» **SET EXERCISE**
Output every entry exactly as written, skipping any pictures.

» **SUPPLIED MATERIAL**
--------
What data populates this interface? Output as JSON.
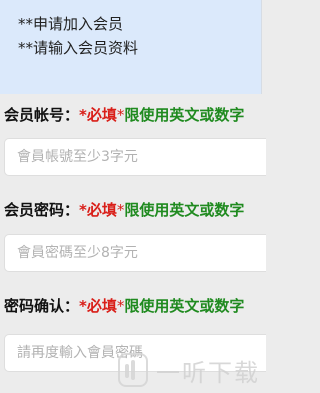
{
  "notice": {
    "line1": "**申请加入会员",
    "line2": "**请输入会员资料"
  },
  "fields": [
    {
      "name": "会员帐号：",
      "required": "*必填",
      "star": "*",
      "rule": "限使用英文或数字",
      "placeholder": "會員帳號至少3字元",
      "value": ""
    },
    {
      "name": "会员密码：",
      "required": "*必填",
      "star": "*",
      "rule": "限使用英文或数字",
      "placeholder": "會員密碼至少8字元",
      "value": ""
    },
    {
      "name": "密码确认：",
      "required": "*必填",
      "star": "*",
      "rule": "限使用英文或数字",
      "placeholder": "請再度輸入會員密碼",
      "value": ""
    }
  ],
  "watermark": {
    "text": "一听下载"
  },
  "colors": {
    "notice_bg": "#dbe9fb",
    "required_red": "#d91e18",
    "rule_green": "#1f8a1f",
    "page_bg": "#ececec"
  }
}
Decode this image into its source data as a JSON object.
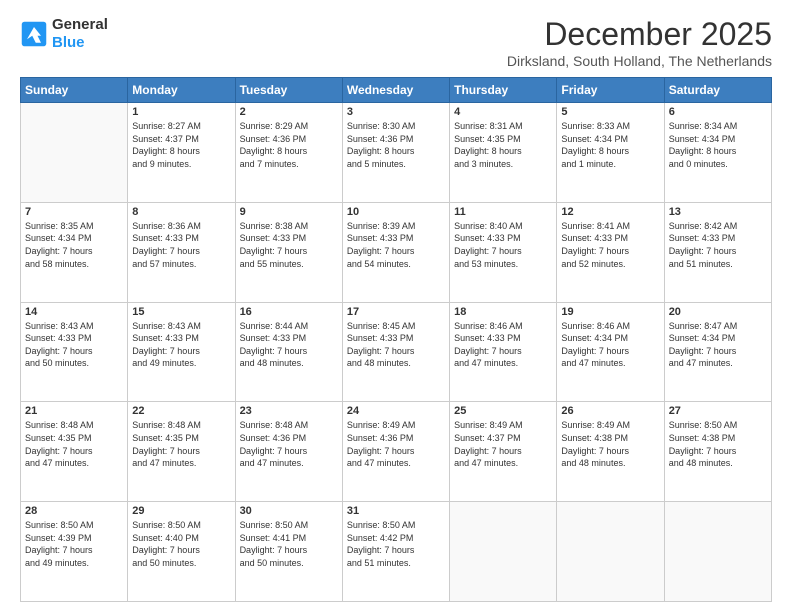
{
  "header": {
    "logo_line1": "General",
    "logo_line2": "Blue",
    "month_title": "December 2025",
    "location": "Dirksland, South Holland, The Netherlands"
  },
  "weekdays": [
    "Sunday",
    "Monday",
    "Tuesday",
    "Wednesday",
    "Thursday",
    "Friday",
    "Saturday"
  ],
  "weeks": [
    [
      {
        "day": "",
        "text": ""
      },
      {
        "day": "1",
        "text": "Sunrise: 8:27 AM\nSunset: 4:37 PM\nDaylight: 8 hours\nand 9 minutes."
      },
      {
        "day": "2",
        "text": "Sunrise: 8:29 AM\nSunset: 4:36 PM\nDaylight: 8 hours\nand 7 minutes."
      },
      {
        "day": "3",
        "text": "Sunrise: 8:30 AM\nSunset: 4:36 PM\nDaylight: 8 hours\nand 5 minutes."
      },
      {
        "day": "4",
        "text": "Sunrise: 8:31 AM\nSunset: 4:35 PM\nDaylight: 8 hours\nand 3 minutes."
      },
      {
        "day": "5",
        "text": "Sunrise: 8:33 AM\nSunset: 4:34 PM\nDaylight: 8 hours\nand 1 minute."
      },
      {
        "day": "6",
        "text": "Sunrise: 8:34 AM\nSunset: 4:34 PM\nDaylight: 8 hours\nand 0 minutes."
      }
    ],
    [
      {
        "day": "7",
        "text": "Sunrise: 8:35 AM\nSunset: 4:34 PM\nDaylight: 7 hours\nand 58 minutes."
      },
      {
        "day": "8",
        "text": "Sunrise: 8:36 AM\nSunset: 4:33 PM\nDaylight: 7 hours\nand 57 minutes."
      },
      {
        "day": "9",
        "text": "Sunrise: 8:38 AM\nSunset: 4:33 PM\nDaylight: 7 hours\nand 55 minutes."
      },
      {
        "day": "10",
        "text": "Sunrise: 8:39 AM\nSunset: 4:33 PM\nDaylight: 7 hours\nand 54 minutes."
      },
      {
        "day": "11",
        "text": "Sunrise: 8:40 AM\nSunset: 4:33 PM\nDaylight: 7 hours\nand 53 minutes."
      },
      {
        "day": "12",
        "text": "Sunrise: 8:41 AM\nSunset: 4:33 PM\nDaylight: 7 hours\nand 52 minutes."
      },
      {
        "day": "13",
        "text": "Sunrise: 8:42 AM\nSunset: 4:33 PM\nDaylight: 7 hours\nand 51 minutes."
      }
    ],
    [
      {
        "day": "14",
        "text": "Sunrise: 8:43 AM\nSunset: 4:33 PM\nDaylight: 7 hours\nand 50 minutes."
      },
      {
        "day": "15",
        "text": "Sunrise: 8:43 AM\nSunset: 4:33 PM\nDaylight: 7 hours\nand 49 minutes."
      },
      {
        "day": "16",
        "text": "Sunrise: 8:44 AM\nSunset: 4:33 PM\nDaylight: 7 hours\nand 48 minutes."
      },
      {
        "day": "17",
        "text": "Sunrise: 8:45 AM\nSunset: 4:33 PM\nDaylight: 7 hours\nand 48 minutes."
      },
      {
        "day": "18",
        "text": "Sunrise: 8:46 AM\nSunset: 4:33 PM\nDaylight: 7 hours\nand 47 minutes."
      },
      {
        "day": "19",
        "text": "Sunrise: 8:46 AM\nSunset: 4:34 PM\nDaylight: 7 hours\nand 47 minutes."
      },
      {
        "day": "20",
        "text": "Sunrise: 8:47 AM\nSunset: 4:34 PM\nDaylight: 7 hours\nand 47 minutes."
      }
    ],
    [
      {
        "day": "21",
        "text": "Sunrise: 8:48 AM\nSunset: 4:35 PM\nDaylight: 7 hours\nand 47 minutes."
      },
      {
        "day": "22",
        "text": "Sunrise: 8:48 AM\nSunset: 4:35 PM\nDaylight: 7 hours\nand 47 minutes."
      },
      {
        "day": "23",
        "text": "Sunrise: 8:48 AM\nSunset: 4:36 PM\nDaylight: 7 hours\nand 47 minutes."
      },
      {
        "day": "24",
        "text": "Sunrise: 8:49 AM\nSunset: 4:36 PM\nDaylight: 7 hours\nand 47 minutes."
      },
      {
        "day": "25",
        "text": "Sunrise: 8:49 AM\nSunset: 4:37 PM\nDaylight: 7 hours\nand 47 minutes."
      },
      {
        "day": "26",
        "text": "Sunrise: 8:49 AM\nSunset: 4:38 PM\nDaylight: 7 hours\nand 48 minutes."
      },
      {
        "day": "27",
        "text": "Sunrise: 8:50 AM\nSunset: 4:38 PM\nDaylight: 7 hours\nand 48 minutes."
      }
    ],
    [
      {
        "day": "28",
        "text": "Sunrise: 8:50 AM\nSunset: 4:39 PM\nDaylight: 7 hours\nand 49 minutes."
      },
      {
        "day": "29",
        "text": "Sunrise: 8:50 AM\nSunset: 4:40 PM\nDaylight: 7 hours\nand 50 minutes."
      },
      {
        "day": "30",
        "text": "Sunrise: 8:50 AM\nSunset: 4:41 PM\nDaylight: 7 hours\nand 50 minutes."
      },
      {
        "day": "31",
        "text": "Sunrise: 8:50 AM\nSunset: 4:42 PM\nDaylight: 7 hours\nand 51 minutes."
      },
      {
        "day": "",
        "text": ""
      },
      {
        "day": "",
        "text": ""
      },
      {
        "day": "",
        "text": ""
      }
    ]
  ]
}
--------
» **OUTPUT BELOW**
What data populates this interface? Output as JSON.
{
  "notice": {
    "line1": "**申请加入会员",
    "line2": "**请输入会员资料"
  },
  "fields": [
    {
      "name": "会员帐号：",
      "required": "*必填",
      "star": "*",
      "rule": "限使用英文或数字",
      "placeholder": "會員帳號至少3字元",
      "value": ""
    },
    {
      "name": "会员密码：",
      "required": "*必填",
      "star": "*",
      "rule": "限使用英文或数字",
      "placeholder": "會員密碼至少8字元",
      "value": ""
    },
    {
      "name": "密码确认：",
      "required": "*必填",
      "star": "*",
      "rule": "限使用英文或数字",
      "placeholder": "請再度輸入會員密碼",
      "value": ""
    }
  ],
  "watermark": {
    "text": "一听下载"
  },
  "colors": {
    "notice_bg": "#dbe9fb",
    "required_red": "#d91e18",
    "rule_green": "#1f8a1f",
    "page_bg": "#ececec"
  }
}
Decode this image into its source data as a JSON object.
{
  "header": {
    "logo_line1": "General",
    "logo_line2": "Blue",
    "month_title": "December 2025",
    "location": "Dirksland, South Holland, The Netherlands"
  },
  "weekdays": [
    "Sunday",
    "Monday",
    "Tuesday",
    "Wednesday",
    "Thursday",
    "Friday",
    "Saturday"
  ],
  "weeks": [
    [
      {
        "day": "",
        "text": ""
      },
      {
        "day": "1",
        "text": "Sunrise: 8:27 AM\nSunset: 4:37 PM\nDaylight: 8 hours\nand 9 minutes."
      },
      {
        "day": "2",
        "text": "Sunrise: 8:29 AM\nSunset: 4:36 PM\nDaylight: 8 hours\nand 7 minutes."
      },
      {
        "day": "3",
        "text": "Sunrise: 8:30 AM\nSunset: 4:36 PM\nDaylight: 8 hours\nand 5 minutes."
      },
      {
        "day": "4",
        "text": "Sunrise: 8:31 AM\nSunset: 4:35 PM\nDaylight: 8 hours\nand 3 minutes."
      },
      {
        "day": "5",
        "text": "Sunrise: 8:33 AM\nSunset: 4:34 PM\nDaylight: 8 hours\nand 1 minute."
      },
      {
        "day": "6",
        "text": "Sunrise: 8:34 AM\nSunset: 4:34 PM\nDaylight: 8 hours\nand 0 minutes."
      }
    ],
    [
      {
        "day": "7",
        "text": "Sunrise: 8:35 AM\nSunset: 4:34 PM\nDaylight: 7 hours\nand 58 minutes."
      },
      {
        "day": "8",
        "text": "Sunrise: 8:36 AM\nSunset: 4:33 PM\nDaylight: 7 hours\nand 57 minutes."
      },
      {
        "day": "9",
        "text": "Sunrise: 8:38 AM\nSunset: 4:33 PM\nDaylight: 7 hours\nand 55 minutes."
      },
      {
        "day": "10",
        "text": "Sunrise: 8:39 AM\nSunset: 4:33 PM\nDaylight: 7 hours\nand 54 minutes."
      },
      {
        "day": "11",
        "text": "Sunrise: 8:40 AM\nSunset: 4:33 PM\nDaylight: 7 hours\nand 53 minutes."
      },
      {
        "day": "12",
        "text": "Sunrise: 8:41 AM\nSunset: 4:33 PM\nDaylight: 7 hours\nand 52 minutes."
      },
      {
        "day": "13",
        "text": "Sunrise: 8:42 AM\nSunset: 4:33 PM\nDaylight: 7 hours\nand 51 minutes."
      }
    ],
    [
      {
        "day": "14",
        "text": "Sunrise: 8:43 AM\nSunset: 4:33 PM\nDaylight: 7 hours\nand 50 minutes."
      },
      {
        "day": "15",
        "text": "Sunrise: 8:43 AM\nSunset: 4:33 PM\nDaylight: 7 hours\nand 49 minutes."
      },
      {
        "day": "16",
        "text": "Sunrise: 8:44 AM\nSunset: 4:33 PM\nDaylight: 7 hours\nand 48 minutes."
      },
      {
        "day": "17",
        "text": "Sunrise: 8:45 AM\nSunset: 4:33 PM\nDaylight: 7 hours\nand 48 minutes."
      },
      {
        "day": "18",
        "text": "Sunrise: 8:46 AM\nSunset: 4:33 PM\nDaylight: 7 hours\nand 47 minutes."
      },
      {
        "day": "19",
        "text": "Sunrise: 8:46 AM\nSunset: 4:34 PM\nDaylight: 7 hours\nand 47 minutes."
      },
      {
        "day": "20",
        "text": "Sunrise: 8:47 AM\nSunset: 4:34 PM\nDaylight: 7 hours\nand 47 minutes."
      }
    ],
    [
      {
        "day": "21",
        "text": "Sunrise: 8:48 AM\nSunset: 4:35 PM\nDaylight: 7 hours\nand 47 minutes."
      },
      {
        "day": "22",
        "text": "Sunrise: 8:48 AM\nSunset: 4:35 PM\nDaylight: 7 hours\nand 47 minutes."
      },
      {
        "day": "23",
        "text": "Sunrise: 8:48 AM\nSunset: 4:36 PM\nDaylight: 7 hours\nand 47 minutes."
      },
      {
        "day": "24",
        "text": "Sunrise: 8:49 AM\nSunset: 4:36 PM\nDaylight: 7 hours\nand 47 minutes."
      },
      {
        "day": "25",
        "text": "Sunrise: 8:49 AM\nSunset: 4:37 PM\nDaylight: 7 hours\nand 47 minutes."
      },
      {
        "day": "26",
        "text": "Sunrise: 8:49 AM\nSunset: 4:38 PM\nDaylight: 7 hours\nand 48 minutes."
      },
      {
        "day": "27",
        "text": "Sunrise: 8:50 AM\nSunset: 4:38 PM\nDaylight: 7 hours\nand 48 minutes."
      }
    ],
    [
      {
        "day": "28",
        "text": "Sunrise: 8:50 AM\nSunset: 4:39 PM\nDaylight: 7 hours\nand 49 minutes."
      },
      {
        "day": "29",
        "text": "Sunrise: 8:50 AM\nSunset: 4:40 PM\nDaylight: 7 hours\nand 50 minutes."
      },
      {
        "day": "30",
        "text": "Sunrise: 8:50 AM\nSunset: 4:41 PM\nDaylight: 7 hours\nand 50 minutes."
      },
      {
        "day": "31",
        "text": "Sunrise: 8:50 AM\nSunset: 4:42 PM\nDaylight: 7 hours\nand 51 minutes."
      },
      {
        "day": "",
        "text": ""
      },
      {
        "day": "",
        "text": ""
      },
      {
        "day": "",
        "text": ""
      }
    ]
  ]
}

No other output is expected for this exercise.